<<<<

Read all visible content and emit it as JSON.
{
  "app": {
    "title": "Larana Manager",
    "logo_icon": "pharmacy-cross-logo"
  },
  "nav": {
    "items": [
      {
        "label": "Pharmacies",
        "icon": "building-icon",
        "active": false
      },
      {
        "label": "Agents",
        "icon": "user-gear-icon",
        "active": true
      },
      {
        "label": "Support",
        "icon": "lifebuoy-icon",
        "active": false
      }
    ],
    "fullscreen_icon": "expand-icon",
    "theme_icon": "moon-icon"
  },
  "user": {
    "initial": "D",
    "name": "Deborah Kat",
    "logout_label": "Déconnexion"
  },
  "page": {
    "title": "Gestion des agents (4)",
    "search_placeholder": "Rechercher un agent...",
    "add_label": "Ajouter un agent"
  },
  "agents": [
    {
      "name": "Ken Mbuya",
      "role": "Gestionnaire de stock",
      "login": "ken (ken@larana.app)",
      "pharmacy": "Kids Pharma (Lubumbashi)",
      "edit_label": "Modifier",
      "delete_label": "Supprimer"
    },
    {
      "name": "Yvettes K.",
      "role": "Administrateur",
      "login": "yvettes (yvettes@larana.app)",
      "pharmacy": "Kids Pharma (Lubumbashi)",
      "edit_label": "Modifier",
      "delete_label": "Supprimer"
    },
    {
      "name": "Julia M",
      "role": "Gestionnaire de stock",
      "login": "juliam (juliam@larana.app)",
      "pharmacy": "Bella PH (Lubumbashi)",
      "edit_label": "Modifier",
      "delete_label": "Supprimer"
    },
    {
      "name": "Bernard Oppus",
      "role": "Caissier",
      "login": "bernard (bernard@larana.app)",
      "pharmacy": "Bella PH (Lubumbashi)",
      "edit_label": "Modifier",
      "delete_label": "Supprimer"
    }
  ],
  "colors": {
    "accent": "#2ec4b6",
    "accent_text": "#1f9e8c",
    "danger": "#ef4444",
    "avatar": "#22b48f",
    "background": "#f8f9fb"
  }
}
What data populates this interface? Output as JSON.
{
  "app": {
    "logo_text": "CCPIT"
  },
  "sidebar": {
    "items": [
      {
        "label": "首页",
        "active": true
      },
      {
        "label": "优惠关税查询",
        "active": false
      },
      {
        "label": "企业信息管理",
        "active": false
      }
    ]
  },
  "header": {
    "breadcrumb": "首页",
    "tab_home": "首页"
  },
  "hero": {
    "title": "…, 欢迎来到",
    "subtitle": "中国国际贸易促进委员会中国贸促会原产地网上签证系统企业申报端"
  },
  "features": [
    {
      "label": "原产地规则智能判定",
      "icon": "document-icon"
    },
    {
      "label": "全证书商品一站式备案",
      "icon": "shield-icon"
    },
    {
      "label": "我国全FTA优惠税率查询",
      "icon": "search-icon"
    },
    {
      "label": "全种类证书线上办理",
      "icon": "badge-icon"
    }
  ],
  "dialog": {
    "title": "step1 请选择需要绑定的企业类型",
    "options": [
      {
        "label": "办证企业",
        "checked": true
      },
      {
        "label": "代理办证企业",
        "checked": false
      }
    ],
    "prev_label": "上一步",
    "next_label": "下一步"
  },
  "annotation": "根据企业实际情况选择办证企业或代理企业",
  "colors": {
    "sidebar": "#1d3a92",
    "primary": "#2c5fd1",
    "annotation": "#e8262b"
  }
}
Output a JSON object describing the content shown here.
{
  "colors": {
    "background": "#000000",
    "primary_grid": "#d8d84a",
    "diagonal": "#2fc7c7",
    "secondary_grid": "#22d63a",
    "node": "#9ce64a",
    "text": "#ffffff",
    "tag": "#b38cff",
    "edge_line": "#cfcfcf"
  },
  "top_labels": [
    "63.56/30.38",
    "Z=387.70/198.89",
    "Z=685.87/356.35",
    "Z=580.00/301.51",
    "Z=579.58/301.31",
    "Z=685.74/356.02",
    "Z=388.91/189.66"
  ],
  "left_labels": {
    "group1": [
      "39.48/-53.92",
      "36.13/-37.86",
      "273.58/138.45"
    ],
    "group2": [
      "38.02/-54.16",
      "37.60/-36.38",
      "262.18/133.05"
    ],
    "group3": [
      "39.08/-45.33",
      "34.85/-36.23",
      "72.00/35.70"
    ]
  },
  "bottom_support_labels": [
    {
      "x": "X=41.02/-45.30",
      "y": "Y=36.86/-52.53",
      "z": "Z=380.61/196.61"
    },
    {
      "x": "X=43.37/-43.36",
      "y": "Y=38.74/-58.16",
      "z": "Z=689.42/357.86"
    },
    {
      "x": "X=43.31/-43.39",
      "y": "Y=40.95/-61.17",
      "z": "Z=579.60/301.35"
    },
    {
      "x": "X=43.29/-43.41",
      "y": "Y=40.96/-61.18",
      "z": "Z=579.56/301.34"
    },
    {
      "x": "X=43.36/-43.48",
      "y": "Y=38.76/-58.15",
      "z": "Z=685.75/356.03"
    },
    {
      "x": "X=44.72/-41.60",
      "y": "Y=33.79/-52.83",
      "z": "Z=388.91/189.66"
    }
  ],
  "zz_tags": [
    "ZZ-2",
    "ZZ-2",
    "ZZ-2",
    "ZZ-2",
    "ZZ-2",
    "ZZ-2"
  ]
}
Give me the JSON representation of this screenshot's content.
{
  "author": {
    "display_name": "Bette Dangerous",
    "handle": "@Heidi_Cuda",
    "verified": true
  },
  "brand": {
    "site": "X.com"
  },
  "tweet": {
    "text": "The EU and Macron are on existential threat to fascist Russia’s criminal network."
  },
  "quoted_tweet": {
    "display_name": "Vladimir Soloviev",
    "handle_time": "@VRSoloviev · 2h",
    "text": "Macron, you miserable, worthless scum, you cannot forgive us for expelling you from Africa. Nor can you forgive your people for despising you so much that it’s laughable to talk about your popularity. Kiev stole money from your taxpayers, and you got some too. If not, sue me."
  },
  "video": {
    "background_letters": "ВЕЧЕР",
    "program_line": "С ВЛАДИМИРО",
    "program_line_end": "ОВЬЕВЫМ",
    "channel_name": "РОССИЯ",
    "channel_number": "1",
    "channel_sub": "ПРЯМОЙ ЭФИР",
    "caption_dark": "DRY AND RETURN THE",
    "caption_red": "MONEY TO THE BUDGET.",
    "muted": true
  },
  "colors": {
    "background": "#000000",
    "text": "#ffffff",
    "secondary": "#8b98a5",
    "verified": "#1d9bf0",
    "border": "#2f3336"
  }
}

>>>>

● Problem statement
Each line of the material should be echoed exactly.

● Worked answer
Read all visible content and emit it as JSON.
{
  "app": {
    "title": "Larana Manager",
    "logo_icon": "pharmacy-cross-logo"
  },
  "nav": {
    "items": [
      {
        "label": "Pharmacies",
        "icon": "building-icon",
        "active": false
      },
      {
        "label": "Agents",
        "icon": "user-gear-icon",
        "active": true
      },
      {
        "label": "Support",
        "icon": "lifebuoy-icon",
        "active": false
      }
    ],
    "fullscreen_icon": "expand-icon",
    "theme_icon": "moon-icon"
  },
  "user": {
    "initial": "D",
    "name": "Deborah Kat",
    "logout_label": "Déconnexion"
  },
  "page": {
    "title": "Gestion des agents (4)",
    "search_placeholder": "Rechercher un agent...",
    "add_label": "Ajouter un agent"
  },
  "agents": [
    {
      "name": "Ken Mbuya",
      "role": "Gestionnaire de stock",
      "login": "ken (ken@larana.app)",
      "pharmacy": "Kids Pharma (Lubumbashi)",
      "edit_label": "Modifier",
      "delete_label": "Supprimer"
    },
    {
      "name": "Yvettes K.",
      "role": "Administrateur",
      "login": "yvettes (yvettes@larana.app)",
      "pharmacy": "Kids Pharma (Lubumbashi)",
      "edit_label": "Modifier",
      "delete_label": "Supprimer"
    },
    {
      "name": "Julia M",
      "role": "Gestionnaire de stock",
      "login": "juliam (juliam@larana.app)",
      "pharmacy": "Bella PH (Lubumbashi)",
      "edit_label": "Modifier",
      "delete_label": "Supprimer"
    },
    {
      "name": "Bernard Oppus",
      "role": "Caissier",
      "login": "bernard (bernard@larana.app)",
      "pharmacy": "Bella PH (Lubumbashi)",
      "edit_label": "Modifier",
      "delete_label": "Supprimer"
    }
  ],
  "colors": {
    "accent": "#2ec4b6",
    "accent_text": "#1f9e8c",
    "danger": "#ef4444",
    "avatar": "#22b48f",
    "background": "#f8f9fb"
  }
}
What data populates this interface? Output as JSON.
{
  "app": {
    "logo_text": "CCPIT"
  },
  "sidebar": {
    "items": [
      {
        "label": "首页",
        "active": true
      },
      {
        "label": "优惠关税查询",
        "active": false
      },
      {
        "label": "企业信息管理",
        "active": false
      }
    ]
  },
  "header": {
    "breadcrumb": "首页",
    "tab_home": "首页"
  },
  "hero": {
    "title": "…, 欢迎来到",
    "subtitle": "中国国际贸易促进委员会中国贸促会原产地网上签证系统企业申报端"
  },
  "features": [
    {
      "label": "原产地规则智能判定",
      "icon": "document-icon"
    },
    {
      "label": "全证书商品一站式备案",
      "icon": "shield-icon"
    },
    {
      "label": "我国全FTA优惠税率查询",
      "icon": "search-icon"
    },
    {
      "label": "全种类证书线上办理",
      "icon": "badge-icon"
    }
  ],
  "dialog": {
    "title": "step1 请选择需要绑定的企业类型",
    "options": [
      {
        "label": "办证企业",
        "checked": true
      },
      {
        "label": "代理办证企业",
        "checked": false
      }
    ],
    "prev_label": "上一步",
    "next_label": "下一步"
  },
  "annotation": "根据企业实际情况选择办证企业或代理企业",
  "colors": {
    "sidebar": "#1d3a92",
    "primary": "#2c5fd1",
    "annotation": "#e8262b"
  }
}
Output a JSON object describing the content shown here.
{
  "colors": {
    "background": "#000000",
    "primary_grid": "#d8d84a",
    "diagonal": "#2fc7c7",
    "secondary_grid": "#22d63a",
    "node": "#9ce64a",
    "text": "#ffffff",
    "tag": "#b38cff",
    "edge_line": "#cfcfcf"
  },
  "top_labels": [
    "63.56/30.38",
    "Z=387.70/198.89",
    "Z=685.87/356.35",
    "Z=580.00/301.51",
    "Z=579.58/301.31",
    "Z=685.74/356.02",
    "Z=388.91/189.66"
  ],
  "left_labels": {
    "group1": [
      "39.48/-53.92",
      "36.13/-37.86",
      "273.58/138.45"
    ],
    "group2": [
      "38.02/-54.16",
      "37.60/-36.38",
      "262.18/133.05"
    ],
    "group3": [
      "39.08/-45.33",
      "34.85/-36.23",
      "72.00/35.70"
    ]
  },
  "bottom_support_labels": [
    {
      "x": "X=41.02/-45.30",
      "y": "Y=36.86/-52.53",
      "z": "Z=380.61/196.61"
    },
    {
      "x": "X=43.37/-43.36",
      "y": "Y=38.74/-58.16",
      "z": "Z=689.42/357.86"
    },
    {
      "x": "X=43.31/-43.39",
      "y": "Y=40.95/-61.17",
      "z": "Z=579.60/301.35"
    },
    {
      "x": "X=43.29/-43.41",
      "y": "Y=40.96/-61.18",
      "z": "Z=579.56/301.34"
    },
    {
      "x": "X=43.36/-43.48",
      "y": "Y=38.76/-58.15",
      "z": "Z=685.75/356.03"
    },
    {
      "x": "X=44.72/-41.60",
      "y": "Y=33.79/-52.83",
      "z": "Z=388.91/189.66"
    }
  ],
  "zz_tags": [
    "ZZ-2",
    "ZZ-2",
    "ZZ-2",
    "ZZ-2",
    "ZZ-2",
    "ZZ-2"
  ]
}
Give me the JSON representation of this screenshot's content.
{
  "author": {
    "display_name": "Bette Dangerous",
    "handle": "@Heidi_Cuda",
    "verified": true
  },
  "brand": {
    "site": "X.com"
  },
  "tweet": {
    "text": "The EU and Macron are on existential threat to fascist Russia’s criminal network."
  },
  "quoted_tweet": {
    "display_name": "Vladimir Soloviev",
    "handle_time": "@VRSoloviev · 2h",
    "text": "Macron, you miserable, worthless scum, you cannot forgive us for expelling you from Africa. Nor can you forgive your people for despising you so much that it’s laughable to talk about your popularity. Kiev stole money from your taxpayers, and you got some too. If not, sue me."
  },
  "video": {
    "background_letters": "ВЕЧЕР",
    "program_line": "С ВЛАДИМИРО",
    "program_line_end": "ОВЬЕВЫМ",
    "channel_name": "РОССИЯ",
    "channel_number": "1",
    "channel_sub": "ПРЯМОЙ ЭФИР",
    "caption_dark": "DRY AND RETURN THE",
    "caption_red": "MONEY TO THE BUDGET.",
    "muted": true
  },
  "colors": {
    "background": "#000000",
    "text": "#ffffff",
    "secondary": "#8b98a5",
    "verified": "#1d9bf0",
    "border": "#2f3336"
  }
}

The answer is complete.